In the stretch from the line containing "- description-line: 前往本店时，请使用: [105, 951, 645, 1013]" through the line containing "- latency-fps: 10ms", switch "rivet" to "bolt" and give back only those lines, otherwise unchanged.

Source records

_ _ _ _

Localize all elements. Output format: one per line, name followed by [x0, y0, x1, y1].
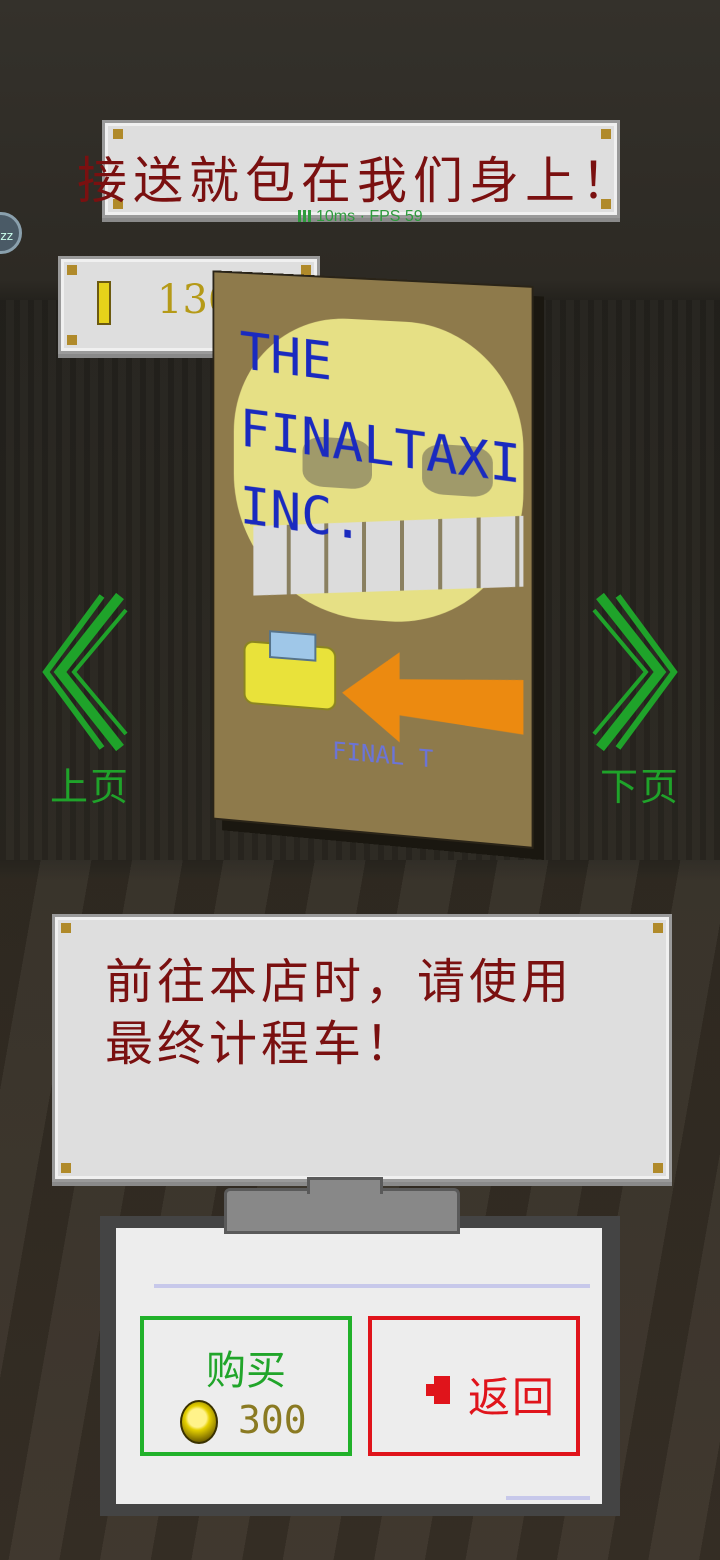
- description-line: 前往本店时，请使用: [105, 951, 645, 1013]
- back-button[interactable]: 返回: [368, 1316, 580, 1456]
- chevron-left-icon: [40, 592, 130, 752]
- taxi-window-art: [269, 630, 316, 661]
- arrow-art: [342, 648, 523, 753]
- coin-icon: [97, 281, 111, 325]
- title-banner: 接送就包在我们身上！: [102, 120, 620, 218]
- description-line: 最终计程车！: [105, 1013, 645, 1075]
- paper-rule: [506, 1496, 590, 1500]
- coin-icon: [180, 1400, 218, 1444]
- paper-rule: [154, 1284, 590, 1288]
- rivet: [61, 923, 71, 933]
- network-stats: 10ms · FPS 59: [298, 208, 423, 226]
- taxi-car-art: [244, 640, 337, 711]
- signal-icon: [298, 210, 312, 222]
- rivet: [67, 335, 77, 345]
- poster-footer: FINAL T: [332, 737, 433, 774]
- taxi-poster: THE FINALTAXI INC. FINAL T: [212, 270, 533, 849]
- rivet: [601, 129, 611, 139]
- chevron-right-icon: [590, 592, 680, 752]
- rivet: [113, 129, 123, 139]
- buy-price: 300: [238, 1398, 307, 1442]
- buy-button[interactable]: 购买 300: [140, 1316, 352, 1456]
- next-page-button[interactable]: 下页: [590, 592, 690, 812]
- prev-page-label: 上页: [40, 756, 140, 811]
- item-description-panel: 前往本店时，请使用 最终计程车！: [52, 914, 672, 1182]
- item-description: 前往本店时，请使用 最终计程车！: [105, 951, 645, 1075]
- next-page-label: 下页: [590, 756, 690, 811]
- back-label: 返回: [468, 1364, 556, 1425]
- clipboard-clip: [224, 1188, 460, 1234]
- rivet: [653, 923, 663, 933]
- rivet: [61, 1163, 71, 1173]
- rivet: [67, 265, 77, 275]
- rivet: [301, 265, 311, 275]
- rivet: [653, 1163, 663, 1173]
- back-arrow-icon: [434, 1376, 450, 1404]
- prev-page-button[interactable]: 上页: [40, 592, 140, 812]
- poster-title: THE FINALTAXI INC.: [240, 313, 534, 587]
- buy-label: 购买: [144, 1338, 348, 1396]
- shop-title: 接送就包在我们身上！: [77, 141, 637, 213]
- latency-fps: 10ms · FPS 59: [316, 208, 423, 225]
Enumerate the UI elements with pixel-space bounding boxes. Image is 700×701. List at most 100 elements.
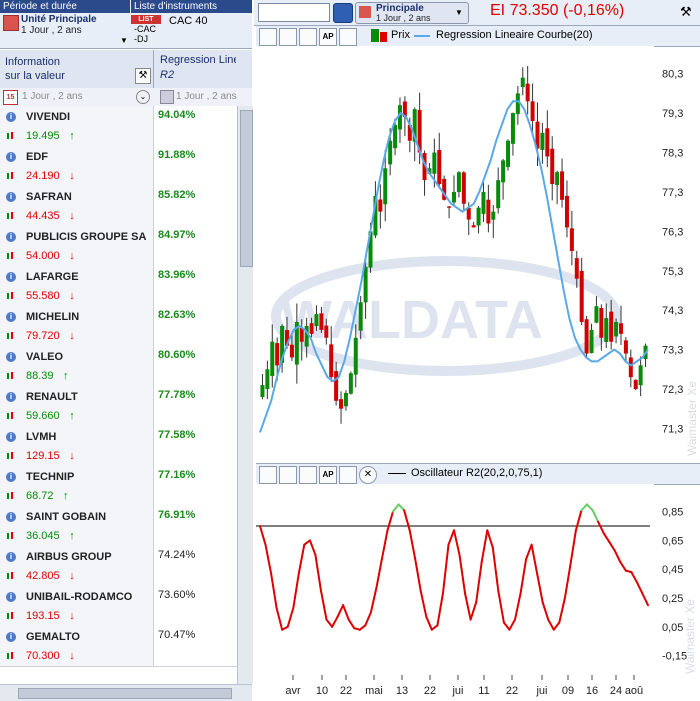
row-info-cell[interactable]: i RENAULT 59.660 ↑ [0,386,154,426]
row-info-cell[interactable]: i LVMH 129.15 ↓ [0,426,154,466]
info-icon[interactable]: i [6,472,16,482]
calendar-icon[interactable]: 15 [3,90,18,105]
table-row[interactable]: i LAFARGE 55.580 ↓ 83.96% [0,266,237,307]
tools-icon[interactable] [259,466,277,484]
row-value-cell[interactable]: 84.97% [154,226,237,266]
table-row[interactable]: i VIVENDI 19.495 ↑ 94.04% [0,106,237,147]
square-icon[interactable] [339,466,357,484]
row-value-cell[interactable]: 70.47% [154,626,237,666]
info-icon[interactable]: i [6,312,16,322]
row-info-cell[interactable]: i PUBLICIS GROUPE SA 54.000 ↓ [0,226,154,266]
table-row[interactable]: i UNIBAIL-RODAMCO 193.15 ↓ 73.60% [0,586,237,627]
instrument-name[interactable]: LAFARGE [26,271,79,283]
instrument-name[interactable]: SAFRAN [26,191,72,203]
table-row[interactable]: i RENAULT 59.660 ↑ 77.78% [0,386,237,427]
vertical-scrollbar[interactable] [237,106,253,684]
row-value-cell[interactable]: 82.63% [154,306,237,346]
instrument-name[interactable]: RENAULT [26,391,78,403]
unit-value[interactable]: 1 Jour , 2 ans [21,25,82,36]
price-chart[interactable]: WALDATA Waimaster Xe 80,379,378,377,376,… [256,46,700,464]
unit-selector[interactable]: Principale 1 Jour , 2 ans ▼ [355,2,469,24]
line-chart-icon[interactable] [279,466,297,484]
info-icon[interactable]: i [6,632,16,642]
scroll-thumb-h[interactable] [18,688,232,699]
instrument-name[interactable]: VIVENDI [26,111,70,123]
info-icon[interactable]: i [6,432,16,442]
row-value-cell[interactable]: 76.91% [154,506,237,546]
info-icon[interactable]: i [6,392,16,402]
row-value-cell[interactable]: 73.60% [154,586,237,626]
list-name[interactable]: CAC 40 [169,15,208,27]
row-info-cell[interactable]: i GEMALTO 70.300 ↓ [0,626,154,666]
table-row[interactable]: i TECHNIP 68.72 ↑ 77.16% [0,466,237,507]
unit-dropdown-icon[interactable]: ▼ [120,36,128,45]
row-info-cell[interactable]: i SAINT GOBAIN 36.045 ↑ [0,506,154,546]
info-icon[interactable]: i [6,152,16,162]
info-icon[interactable]: i [6,352,16,362]
row-value-cell[interactable]: 91.88% [154,146,237,186]
draw-icon[interactable] [299,466,317,484]
table-row[interactable]: i VALEO 88.39 ↑ 80.60% [0,346,237,387]
chevron-down-icon[interactable]: ⌄ [136,90,150,104]
list-item-dj[interactable]: -DJ [134,34,148,44]
row-info-cell[interactable]: i LAFARGE 55.580 ↓ [0,266,154,306]
table-row[interactable]: i SAFRAN 44.435 ↓ 85.82% [0,186,237,227]
ap-icon[interactable]: AP [319,466,337,484]
table-row[interactable]: i PUBLICIS GROUPE SA 54.000 ↓ 84.97% [0,226,237,267]
sub-reg-value[interactable]: 1 Jour , 2 ans [176,91,237,102]
sub-info-value[interactable]: 1 Jour , 2 ans [22,91,83,102]
tools-icon[interactable]: ⚒ [135,68,151,84]
line-chart-icon[interactable] [279,28,297,46]
info-icon[interactable]: i [6,232,16,242]
instrument-name[interactable]: AIRBUS GROUP [26,551,112,563]
table-row[interactable]: i MICHELIN 79.720 ↓ 82.63% [0,306,237,347]
book-icon[interactable] [333,3,353,23]
row-value-cell[interactable]: 77.78% [154,386,237,426]
square-icon[interactable] [339,28,357,46]
tools-icon[interactable]: ⚒ [680,4,696,20]
scroll-thumb[interactable] [240,110,253,267]
info-icon[interactable]: i [6,512,16,522]
table-row[interactable]: i SAINT GOBAIN 36.045 ↑ 76.91% [0,506,237,547]
instrument-name[interactable]: SAINT GOBAIN [26,511,106,523]
close-icon[interactable]: ✕ [359,466,377,484]
row-info-cell[interactable]: i SAFRAN 44.435 ↓ [0,186,154,226]
symbol-input[interactable] [258,3,330,22]
instrument-name[interactable]: GEMALTO [26,631,80,643]
draw-icon[interactable] [299,28,317,46]
col-info-subtitle[interactable]: sur la valeur [5,70,65,82]
instrument-name[interactable]: MICHELIN [26,311,79,323]
row-info-cell[interactable]: i VALEO 88.39 ↑ [0,346,154,386]
row-info-cell[interactable]: i VIVENDI 19.495 ↑ [0,106,154,146]
col-info-title[interactable]: Information [5,56,60,68]
row-info-cell[interactable]: i TECHNIP 68.72 ↑ [0,466,154,506]
col-reg-title[interactable]: Regression Line [160,54,236,66]
row-value-cell[interactable]: 74.24% [154,546,237,586]
row-value-cell[interactable]: 83.96% [154,266,237,306]
row-info-cell[interactable]: i UNIBAIL-RODAMCO 193.15 ↓ [0,586,154,626]
tools-icon[interactable] [259,28,277,46]
oscillator-chart[interactable]: Waimaster Xe 0,85 0,65 0,45 0,25 0,05 -0,15 a… [256,484,700,700]
unit-icon[interactable] [3,15,19,31]
info-icon[interactable]: i [6,192,16,202]
instrument-name[interactable]: UNIBAIL-RODAMCO [26,591,132,603]
row-value-cell[interactable]: 77.58% [154,426,237,466]
row-value-cell[interactable]: 77.16% [154,466,237,506]
table-row[interactable]: i LVMH 129.15 ↓ 77.58% [0,426,237,467]
list-item-cac[interactable]: -CAC [134,24,156,34]
instrument-name[interactable]: EDF [26,151,48,163]
row-info-cell[interactable]: i AIRBUS GROUP 42.805 ↓ [0,546,154,586]
col-reg-subtitle[interactable]: R2 [160,69,174,81]
table-row[interactable]: i AIRBUS GROUP 42.805 ↓ 74.24% [0,546,237,587]
instrument-name[interactable]: LVMH [26,431,56,443]
info-icon[interactable]: i [6,272,16,282]
instrument-name[interactable]: PUBLICIS GROUPE SA [26,231,146,243]
horizontal-scrollbar[interactable] [0,684,252,701]
info-icon[interactable]: i [6,112,16,122]
info-icon[interactable]: i [6,552,16,562]
table-row[interactable]: i GEMALTO 70.300 ↓ 70.47% [0,626,237,667]
instrument-name[interactable]: VALEO [26,351,63,363]
ap-icon[interactable]: AP [319,28,337,46]
instrument-name[interactable]: TECHNIP [26,471,74,483]
row-value-cell[interactable]: 80.60% [154,346,237,386]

_ _ _ _

Task output:
- description-line: 前往本店时，请使用: [105, 951, 645, 1013]
- back-button[interactable]: 返回: [368, 1316, 580, 1456]
- chevron-left-icon: [40, 592, 130, 752]
- taxi-window-art: [269, 630, 316, 661]
- arrow-art: [342, 648, 523, 753]
- coin-icon: [97, 281, 111, 325]
- title-banner: 接送就包在我们身上！: [102, 120, 620, 218]
- description-line: 最终计程车！: [105, 1013, 645, 1075]
- paper-rule: [506, 1496, 590, 1500]
- coin-icon: [180, 1400, 218, 1444]
- paper-rule: [154, 1284, 590, 1288]
- bolt: [61, 923, 71, 933]
- network-stats: 10ms · FPS 59: [298, 208, 423, 226]
- taxi-car-art: [244, 640, 337, 711]
- signal-icon: [298, 210, 312, 222]
- bolt: [67, 335, 77, 345]
- poster-footer: FINAL T: [332, 737, 433, 774]
- taxi-poster: THE FINALTAXI INC. FINAL T: [212, 270, 533, 849]
- bolt: [601, 129, 611, 139]
- chevron-right-icon: [590, 592, 680, 752]
- bolt: [113, 129, 123, 139]
- buy-price: 300: [238, 1398, 307, 1442]
- buy-button[interactable]: 购买 300: [140, 1316, 352, 1456]
- next-page-button[interactable]: 下页: [590, 592, 690, 812]
- prev-page-label: 上页: [40, 756, 140, 811]
- item-description-panel: 前往本店时，请使用 最终计程车！: [52, 914, 672, 1182]
- item-description: 前往本店时，请使用 最终计程车！: [105, 951, 645, 1075]
- next-page-label: 下页: [590, 756, 690, 811]
- back-label: 返回: [468, 1364, 556, 1425]
- clipboard-clip: [224, 1188, 460, 1234]
- bolt: [653, 923, 663, 933]
- bolt: [61, 1163, 71, 1173]
- bolt: [67, 265, 77, 275]
- bolt: [301, 265, 311, 275]
- bolt: [653, 1163, 663, 1173]
- back-arrow-icon: [434, 1376, 450, 1404]
- prev-page-button[interactable]: 上页: [40, 592, 140, 812]
- poster-title: THE FINALTAXI INC.: [240, 313, 534, 587]
- buy-label: 购买: [144, 1338, 348, 1396]
- shop-title: 接送就包在我们身上！: [77, 141, 637, 213]
- latency-fps: 10ms · FPS 59: [316, 208, 423, 225]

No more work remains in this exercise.